• _Task instructions_: Would you retype all of these records exactly?

• _Data rows_:
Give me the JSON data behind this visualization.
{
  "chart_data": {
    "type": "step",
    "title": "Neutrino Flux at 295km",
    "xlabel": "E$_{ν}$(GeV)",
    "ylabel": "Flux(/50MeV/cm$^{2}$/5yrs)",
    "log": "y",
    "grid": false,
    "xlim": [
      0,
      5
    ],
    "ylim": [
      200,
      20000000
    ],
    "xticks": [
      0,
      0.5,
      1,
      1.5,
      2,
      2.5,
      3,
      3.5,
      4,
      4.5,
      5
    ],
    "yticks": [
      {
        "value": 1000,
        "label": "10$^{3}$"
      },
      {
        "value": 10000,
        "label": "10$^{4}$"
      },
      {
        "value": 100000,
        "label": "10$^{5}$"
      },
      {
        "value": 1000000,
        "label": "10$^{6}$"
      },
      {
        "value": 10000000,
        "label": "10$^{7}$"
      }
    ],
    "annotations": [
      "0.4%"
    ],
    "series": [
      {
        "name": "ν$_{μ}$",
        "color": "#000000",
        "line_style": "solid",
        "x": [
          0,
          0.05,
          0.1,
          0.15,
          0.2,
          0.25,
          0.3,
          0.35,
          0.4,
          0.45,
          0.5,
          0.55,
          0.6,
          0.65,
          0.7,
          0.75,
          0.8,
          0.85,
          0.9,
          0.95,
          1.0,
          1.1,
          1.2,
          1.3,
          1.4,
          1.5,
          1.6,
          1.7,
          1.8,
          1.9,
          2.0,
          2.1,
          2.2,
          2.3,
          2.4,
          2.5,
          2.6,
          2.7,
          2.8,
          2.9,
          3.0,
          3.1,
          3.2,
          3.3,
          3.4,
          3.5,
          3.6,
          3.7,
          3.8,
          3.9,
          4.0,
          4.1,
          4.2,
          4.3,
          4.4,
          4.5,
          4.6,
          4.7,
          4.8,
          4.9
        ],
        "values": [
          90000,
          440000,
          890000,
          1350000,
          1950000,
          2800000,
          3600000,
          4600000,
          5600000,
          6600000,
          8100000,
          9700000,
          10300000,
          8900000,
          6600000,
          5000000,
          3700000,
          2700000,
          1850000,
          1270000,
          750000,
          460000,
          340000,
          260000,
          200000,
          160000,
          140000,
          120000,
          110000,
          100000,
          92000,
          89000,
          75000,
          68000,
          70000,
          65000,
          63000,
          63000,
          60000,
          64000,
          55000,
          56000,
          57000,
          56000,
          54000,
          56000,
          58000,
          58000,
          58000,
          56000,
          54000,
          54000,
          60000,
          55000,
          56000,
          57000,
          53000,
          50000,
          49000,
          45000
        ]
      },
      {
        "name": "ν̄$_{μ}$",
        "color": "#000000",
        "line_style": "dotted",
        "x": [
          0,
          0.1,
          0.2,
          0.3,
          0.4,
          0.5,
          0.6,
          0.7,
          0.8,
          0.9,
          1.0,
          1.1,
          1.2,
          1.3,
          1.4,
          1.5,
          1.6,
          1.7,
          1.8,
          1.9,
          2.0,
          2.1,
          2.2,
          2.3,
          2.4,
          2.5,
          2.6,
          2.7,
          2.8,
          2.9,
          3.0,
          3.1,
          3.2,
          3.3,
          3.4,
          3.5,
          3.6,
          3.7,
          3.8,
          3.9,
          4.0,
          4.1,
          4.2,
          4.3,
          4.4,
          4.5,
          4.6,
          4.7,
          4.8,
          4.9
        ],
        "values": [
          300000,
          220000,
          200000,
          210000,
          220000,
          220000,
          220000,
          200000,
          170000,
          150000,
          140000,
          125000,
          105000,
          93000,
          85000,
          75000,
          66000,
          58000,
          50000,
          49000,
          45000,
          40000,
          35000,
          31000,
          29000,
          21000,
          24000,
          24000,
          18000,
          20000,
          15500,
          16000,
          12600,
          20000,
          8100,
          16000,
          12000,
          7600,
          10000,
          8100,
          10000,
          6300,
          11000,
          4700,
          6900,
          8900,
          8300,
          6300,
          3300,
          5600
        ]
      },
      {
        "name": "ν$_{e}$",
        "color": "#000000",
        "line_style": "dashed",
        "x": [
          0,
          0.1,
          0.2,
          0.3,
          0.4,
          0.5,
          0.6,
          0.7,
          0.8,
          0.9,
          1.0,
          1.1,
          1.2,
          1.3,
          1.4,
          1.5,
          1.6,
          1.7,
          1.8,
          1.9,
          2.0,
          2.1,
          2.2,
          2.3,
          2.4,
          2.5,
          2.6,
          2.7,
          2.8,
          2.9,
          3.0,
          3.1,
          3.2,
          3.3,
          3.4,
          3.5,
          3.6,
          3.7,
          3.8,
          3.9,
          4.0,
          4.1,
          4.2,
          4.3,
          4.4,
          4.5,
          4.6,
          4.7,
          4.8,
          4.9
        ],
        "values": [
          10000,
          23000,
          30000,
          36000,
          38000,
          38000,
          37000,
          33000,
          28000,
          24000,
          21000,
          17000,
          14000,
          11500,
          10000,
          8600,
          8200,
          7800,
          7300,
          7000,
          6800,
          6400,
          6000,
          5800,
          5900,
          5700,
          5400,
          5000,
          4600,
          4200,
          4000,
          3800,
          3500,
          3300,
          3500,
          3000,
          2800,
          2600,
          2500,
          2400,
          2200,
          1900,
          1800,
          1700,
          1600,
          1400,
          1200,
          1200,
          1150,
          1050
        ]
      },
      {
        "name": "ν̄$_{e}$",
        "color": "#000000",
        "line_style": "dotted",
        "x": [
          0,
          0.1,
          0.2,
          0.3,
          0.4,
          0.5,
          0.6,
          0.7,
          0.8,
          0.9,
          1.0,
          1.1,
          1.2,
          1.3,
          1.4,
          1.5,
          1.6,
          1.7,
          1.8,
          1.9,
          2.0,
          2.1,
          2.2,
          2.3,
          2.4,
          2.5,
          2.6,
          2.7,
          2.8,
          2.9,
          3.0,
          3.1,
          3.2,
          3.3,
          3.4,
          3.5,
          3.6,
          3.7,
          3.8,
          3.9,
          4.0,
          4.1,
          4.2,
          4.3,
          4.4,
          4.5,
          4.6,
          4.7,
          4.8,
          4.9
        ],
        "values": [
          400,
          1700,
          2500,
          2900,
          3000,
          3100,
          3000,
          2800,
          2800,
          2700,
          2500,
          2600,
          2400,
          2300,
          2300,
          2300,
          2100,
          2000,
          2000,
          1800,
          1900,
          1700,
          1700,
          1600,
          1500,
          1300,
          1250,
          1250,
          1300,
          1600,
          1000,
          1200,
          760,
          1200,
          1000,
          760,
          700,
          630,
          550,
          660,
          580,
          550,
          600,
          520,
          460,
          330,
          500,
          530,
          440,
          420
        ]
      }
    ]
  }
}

• _Exercise output_:
Give me the JSON data behind this visualization.
{
  "chart_data": {
    "type": "step",
    "title": "Neutrino Flux at 295km",
    "xlabel": "E$_{ν}$(GeV)",
    "ylabel": "Flux(/50MeV/cm$^{2}$/5yrs)",
    "log": "y",
    "grid": false,
    "xlim": [
      0,
      5
    ],
    "ylim": [
      200,
      20000000
    ],
    "xticks": [
      0,
      0.5,
      1,
      1.5,
      2,
      2.5,
      3,
      3.5,
      4,
      4.5,
      5
    ],
    "yticks": [
      {
        "value": 1000,
        "label": "10$^{3}$"
      },
      {
        "value": 10000,
        "label": "10$^{4}$"
      },
      {
        "value": 100000,
        "label": "10$^{5}$"
      },
      {
        "value": 1000000,
        "label": "10$^{6}$"
      },
      {
        "value": 10000000,
        "label": "10$^{7}$"
      }
    ],
    "annotations": [
      "0.4%"
    ],
    "series": [
      {
        "name": "ν$_{μ}$",
        "color": "#000000",
        "line_style": "solid",
        "x": [
          0,
          0.05,
          0.1,
          0.15,
          0.2,
          0.25,
          0.3,
          0.35,
          0.4,
          0.45,
          0.5,
          0.55,
          0.6,
          0.65,
          0.7,
          0.75,
          0.8,
          0.85,
          0.9,
          0.95,
          1.0,
          1.1,
          1.2,
          1.3,
          1.4,
          1.5,
          1.6,
          1.7,
          1.8,
          1.9,
          2.0,
          2.1,
          2.2,
          2.3,
          2.4,
          2.5,
          2.6,
          2.7,
          2.8,
          2.9,
          3.0,
          3.1,
          3.2,
          3.3,
          3.4,
          3.5,
          3.6,
          3.7,
          3.8,
          3.9,
          4.0,
          4.1,
          4.2,
          4.3,
          4.4,
          4.5,
          4.6,
          4.7,
          4.8,
          4.9
        ],
        "values": [
          90000,
          440000,
          890000,
          1350000,
          1950000,
          2800000,
          3600000,
          4600000,
          5600000,
          6600000,
          8100000,
          9700000,
          10300000,
          8900000,
          6600000,
          5000000,
          3700000,
          2700000,
          1850000,
          1270000,
          750000,
          460000,
          340000,
          260000,
          200000,
          160000,
          140000,
          120000,
          110000,
          100000,
          92000,
          89000,
          75000,
          68000,
          70000,
          65000,
          63000,
          63000,
          60000,
          64000,
          55000,
          56000,
          57000,
          56000,
          54000,
          56000,
          58000,
          58000,
          58000,
          56000,
          54000,
          54000,
          60000,
          55000,
          56000,
          57000,
          53000,
          50000,
          49000,
          45000
        ]
      },
      {
        "name": "ν̄$_{μ}$",
        "color": "#000000",
        "line_style": "dotted",
        "x": [
          0,
          0.1,
          0.2,
          0.3,
          0.4,
          0.5,
          0.6,
          0.7,
          0.8,
          0.9,
          1.0,
          1.1,
          1.2,
          1.3,
          1.4,
          1.5,
          1.6,
          1.7,
          1.8,
          1.9,
          2.0,
          2.1,
          2.2,
          2.3,
          2.4,
          2.5,
          2.6,
          2.7,
          2.8,
          2.9,
          3.0,
          3.1,
          3.2,
          3.3,
          3.4,
          3.5,
          3.6,
          3.7,
          3.8,
          3.9,
          4.0,
          4.1,
          4.2,
          4.3,
          4.4,
          4.5,
          4.6,
          4.7,
          4.8,
          4.9
        ],
        "values": [
          300000,
          220000,
          200000,
          210000,
          220000,
          220000,
          220000,
          200000,
          170000,
          150000,
          140000,
          125000,
          105000,
          93000,
          85000,
          75000,
          66000,
          58000,
          50000,
          49000,
          45000,
          40000,
          35000,
          31000,
          29000,
          21000,
          24000,
          24000,
          18000,
          20000,
          15500,
          16000,
          12600,
          20000,
          8100,
          16000,
          12000,
          7600,
          10000,
          8100,
          10000,
          6300,
          11000,
          4700,
          6900,
          8900,
          8300,
          6300,
          3300,
          5600
        ]
      },
      {
        "name": "ν$_{e}$",
        "color": "#000000",
        "line_style": "dashed",
        "x": [
          0,
          0.1,
          0.2,
          0.3,
          0.4,
          0.5,
          0.6,
          0.7,
          0.8,
          0.9,
          1.0,
          1.1,
          1.2,
          1.3,
          1.4,
          1.5,
          1.6,
          1.7,
          1.8,
          1.9,
          2.0,
          2.1,
          2.2,
          2.3,
          2.4,
          2.5,
          2.6,
          2.7,
          2.8,
          2.9,
          3.0,
          3.1,
          3.2,
          3.3,
          3.4,
          3.5,
          3.6,
          3.7,
          3.8,
          3.9,
          4.0,
          4.1,
          4.2,
          4.3,
          4.4,
          4.5,
          4.6,
          4.7,
          4.8,
          4.9
        ],
        "values": [
          10000,
          23000,
          30000,
          36000,
          38000,
          38000,
          37000,
          33000,
          28000,
          24000,
          21000,
          17000,
          14000,
          11500,
          10000,
          8600,
          8200,
          7800,
          7300,
          7000,
          6800,
          6400,
          6000,
          5800,
          5900,
          5700,
          5400,
          5000,
          4600,
          4200,
          4000,
          3800,
          3500,
          3300,
          3500,
          3000,
          2800,
          2600,
          2500,
          2400,
          2200,
          1900,
          1800,
          1700,
          1600,
          1400,
          1200,
          1200,
          1150,
          1050
        ]
      },
      {
        "name": "ν̄$_{e}$",
        "color": "#000000",
        "line_style": "dotted",
        "x": [
          0,
          0.1,
          0.2,
          0.3,
          0.4,
          0.5,
          0.6,
          0.7,
          0.8,
          0.9,
          1.0,
          1.1,
          1.2,
          1.3,
          1.4,
          1.5,
          1.6,
          1.7,
          1.8,
          1.9,
          2.0,
          2.1,
          2.2,
          2.3,
          2.4,
          2.5,
          2.6,
          2.7,
          2.8,
          2.9,
          3.0,
          3.1,
          3.2,
          3.3,
          3.4,
          3.5,
          3.6,
          3.7,
          3.8,
          3.9,
          4.0,
          4.1,
          4.2,
          4.3,
          4.4,
          4.5,
          4.6,
          4.7,
          4.8,
          4.9
        ],
        "values": [
          400,
          1700,
          2500,
          2900,
          3000,
          3100,
          3000,
          2800,
          2800,
          2700,
          2500,
          2600,
          2400,
          2300,
          2300,
          2300,
          2100,
          2000,
          2000,
          1800,
          1900,
          1700,
          1700,
          1600,
          1500,
          1300,
          1250,
          1250,
          1300,
          1600,
          1000,
          1200,
          760,
          1200,
          1000,
          760,
          700,
          630,
          550,
          660,
          580,
          550,
          600,
          520,
          460,
          330,
          500,
          530,
          440,
          420
        ]
      }
    ]
  }
}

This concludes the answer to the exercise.